**Passage:**

■ ■ ■

Tuesday, May 24, 2022

A consultant’s touch

Cassidy Nemec
Assistant Editor

When I was little, people would always ask me what my dad did for a living. I would always respond, beaming, and say, “He’s an agricultural consultant!” 

“Oh, he must work in an office at a big firm,” they would say to me. I would quickly enlighten them on the exciting, at times grueling, strategic and all around “really cool” outdoor occupation that is agricultural consulting. No big, fancy offices, no corporate ladder to climb and no fancy suits. No — this kind of consulting was so much more intriguing in my mind. 

I would often describe an ag consultant as a doctor for crops. These individuals live, breathe and sweat knowledge they’ve acquired over the years to better increase yield and profit for the farmers they work with. They attend countless meetings and continuing education events to stay up to date on everything they can to better inform their growers. They recommend the type and dosage of fungicides, herbicides and insecticides for each situation they encounter that needs them … and say don’t do anything when nothing needs to be done. 

An ag consultant works hard. Consultants like Mark Nemec over in Texas (hey, that’s who I was talking about earlier!), who have thousands of acres of soybeans over several counties to check each year, may look like they’re running every which way from the months of March through October. Consultants like Mr. Bill Peele over in North Carolina, who have entire research farms dedicated to the continued analysis of what works and what could work for soybeans, are devoting their specialized craft to this industry where everyone is touched.

■ ■ ■

Entries from a dataset
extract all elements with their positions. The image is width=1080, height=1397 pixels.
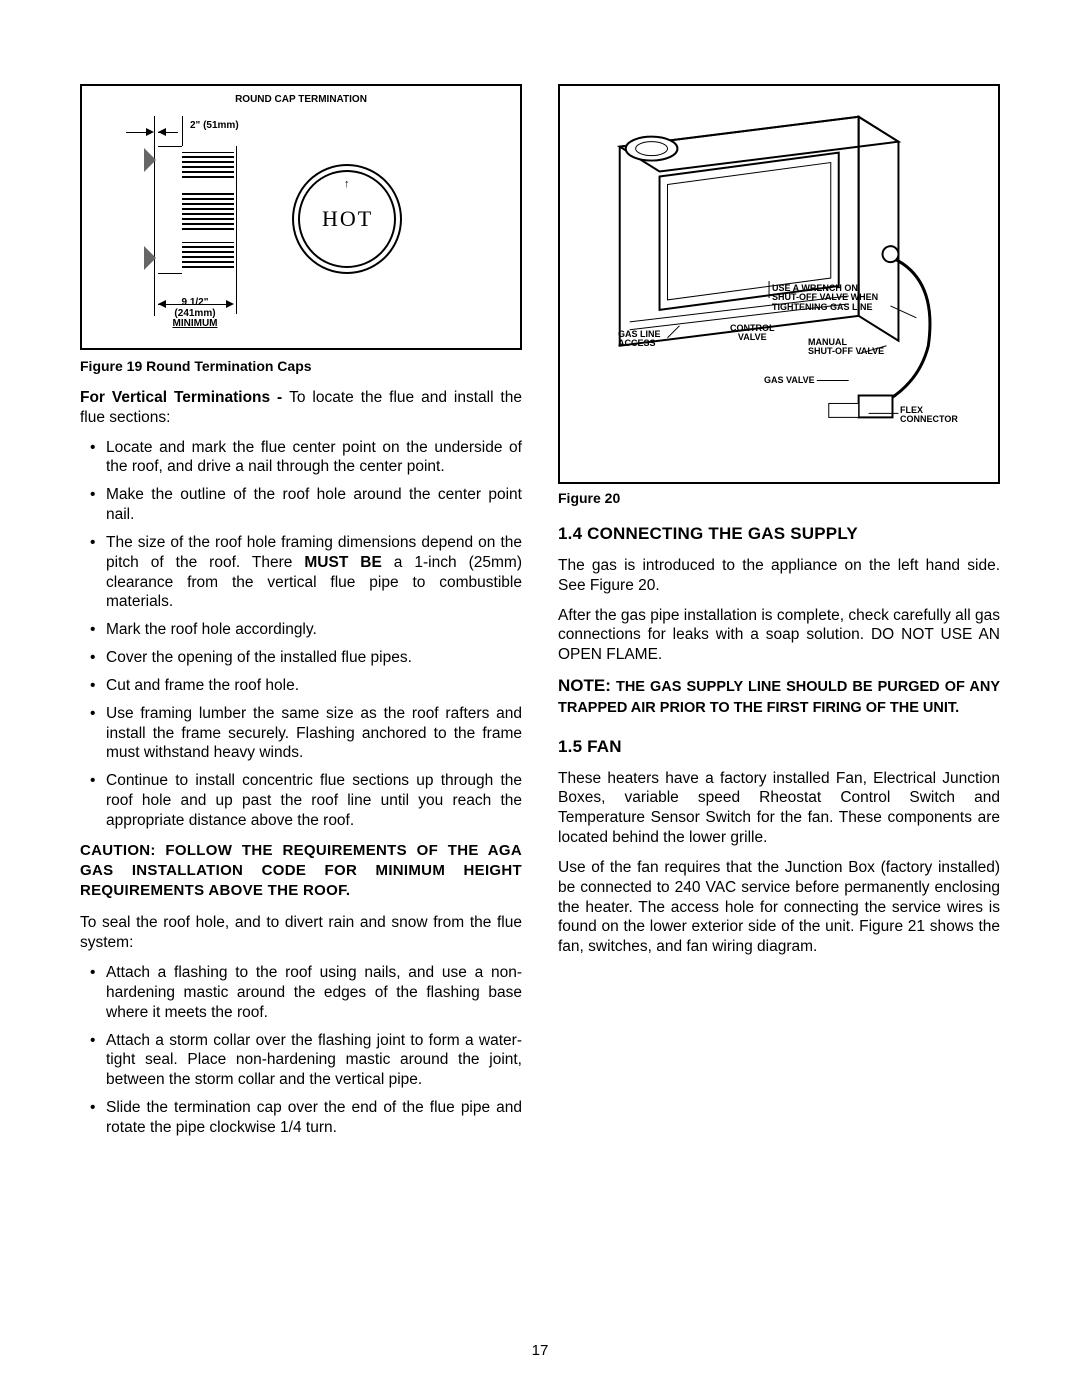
list-item: Attach a flashing to the roof using nail… — [106, 963, 522, 1022]
sec15-p2: Use of the fan requires that the Junctio… — [558, 858, 1000, 957]
caution-block: CAUTION: FOLLOW THE REQUIREMENTS OF THE … — [80, 841, 522, 902]
lbl-manual-shutoff: MANUALSHUT-OFF VALVE — [808, 338, 884, 357]
list-item: Continue to install concentric flue sect… — [106, 771, 522, 830]
bullets-1: Locate and mark the flue center point on… — [80, 438, 522, 831]
sec14-p1: The gas is introduced to the appliance o… — [558, 556, 1000, 596]
bullets-2: Attach a flashing to the roof using nail… — [80, 963, 522, 1138]
list-item: Slide the termination cap over the end o… — [106, 1098, 522, 1138]
left-column: ROUND CAP TERMINATION 2" (51mm) HOT ↑ — [80, 84, 522, 1148]
lbl-control-valve: CONTROLVALVE — [730, 324, 775, 343]
lbl-flex-connector: FLEXCONNECTOR — [900, 406, 958, 425]
list-item: The size of the roof hole framing dimens… — [106, 533, 522, 612]
sec15-p1: These heaters have a factory installed F… — [558, 769, 1000, 848]
list-item: Cut and frame the roof hole. — [106, 676, 522, 696]
list-item: Mark the roof hole accordingly. — [106, 620, 522, 640]
vertical-term-intro: For Vertical Terminations - To locate th… — [80, 388, 522, 428]
section-1-4-title: 1.4 CONNECTING THE GAS SUPPLY — [558, 524, 1000, 544]
list-item: Use framing lumber the same size as the … — [106, 704, 522, 763]
lbl-gas-valve: GAS VALVE — [764, 376, 815, 385]
lbl-wrench: USE A WRENCH ONSHUT-OFF VALVE WHENTIGHTE… — [772, 284, 892, 312]
list-item: Make the outline of the roof hole around… — [106, 485, 522, 525]
seal-intro: To seal the roof hole, and to divert rai… — [80, 913, 522, 953]
page-columns: ROUND CAP TERMINATION 2" (51mm) HOT ↑ — [80, 84, 1000, 1148]
figure-20-caption: Figure 20 — [558, 490, 1000, 506]
fig19-title: ROUND CAP TERMINATION — [82, 94, 520, 105]
list-item: Cover the opening of the installed flue … — [106, 648, 522, 668]
sec14-p2: After the gas pipe installation is compl… — [558, 606, 1000, 665]
note-block: NOTE: THE GAS SUPPLY LINE SHOULD BE PURG… — [558, 675, 1000, 719]
figure-19-caption: Figure 19 Round Termination Caps — [80, 358, 522, 374]
list-item: Locate and mark the flue center point on… — [106, 438, 522, 478]
right-column: USE A WRENCH ONSHUT-OFF VALVE WHENTIGHTE… — [558, 84, 1000, 1148]
list-item: Attach a storm collar over the flashing … — [106, 1031, 522, 1090]
figure-20-box: USE A WRENCH ONSHUT-OFF VALVE WHENTIGHTE… — [558, 84, 1000, 484]
hot-label: HOT — [322, 206, 373, 232]
lbl-gas-line-access: GAS LINEACCESS — [618, 330, 661, 349]
fig19-dim-top: 2" (51mm) — [190, 120, 239, 131]
page-number: 17 — [0, 1342, 1080, 1359]
section-1-5-title: 1.5 FAN — [558, 737, 1000, 757]
figure-19-box: ROUND CAP TERMINATION 2" (51mm) HOT ↑ — [80, 84, 522, 350]
fig19-dim-bottom: 9 1/2" (241mm) MINIMUM — [160, 298, 230, 330]
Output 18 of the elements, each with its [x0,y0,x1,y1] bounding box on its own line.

■ ■ ■

**Jobs:**
#1 Put this sentence from the column about agricultural consultants into Spanish: "I would often describe an ag consultant as a doctor for crops."
#2 Pick up the column about agricultural consultants after its final sentence and carry it on for another paragraph or two in the same voice.

**Outputs by task:**
#1 A menudo describía a un consultor agrícola como un médico para los cultivos.

#2
Consultants like Mr. Ray Young over in Louisiana, who have a lifetime of agricultural wisdom and efforts to show for it, continue to prove just how crucial the role of an ag consultant is. Consultants like those across the country and around the world, who have passed on their ever-changing and ever-important knowledge and skills onto their offspring and families, are inspiring others to get up and be world changers by way of agriculture.

The values and spirit ag consultants have are like nothing else. They share a bond with their farmers that is critical for making a good crop. The relationship between a consultant and his or her growers is unparalleled. It’s built on trust and faith they will each do the right thing. It’s a community. A friendship. A special touch.

Today, I still give that same, proud response my younger self did when asked what my dad does for a living. He will tell you repeatedly — as I’m sure every other ag consultant would — it’s the best job in the world. It takes a special kind of person to have that mentality when times get tough. I’ve learned that no matter what, a good ag consultant will put his grower first, treat every crop as if it’s their own and constantly look for ways to learn about and better the world in which we live.

No fancy offices or suits required.


Send comments to: Editor, Soybean South Magazine, 875 W. Poplar Ave., Suite 23, Box 305, Collierville, TN 38017 or email cnemec@onegrower.com.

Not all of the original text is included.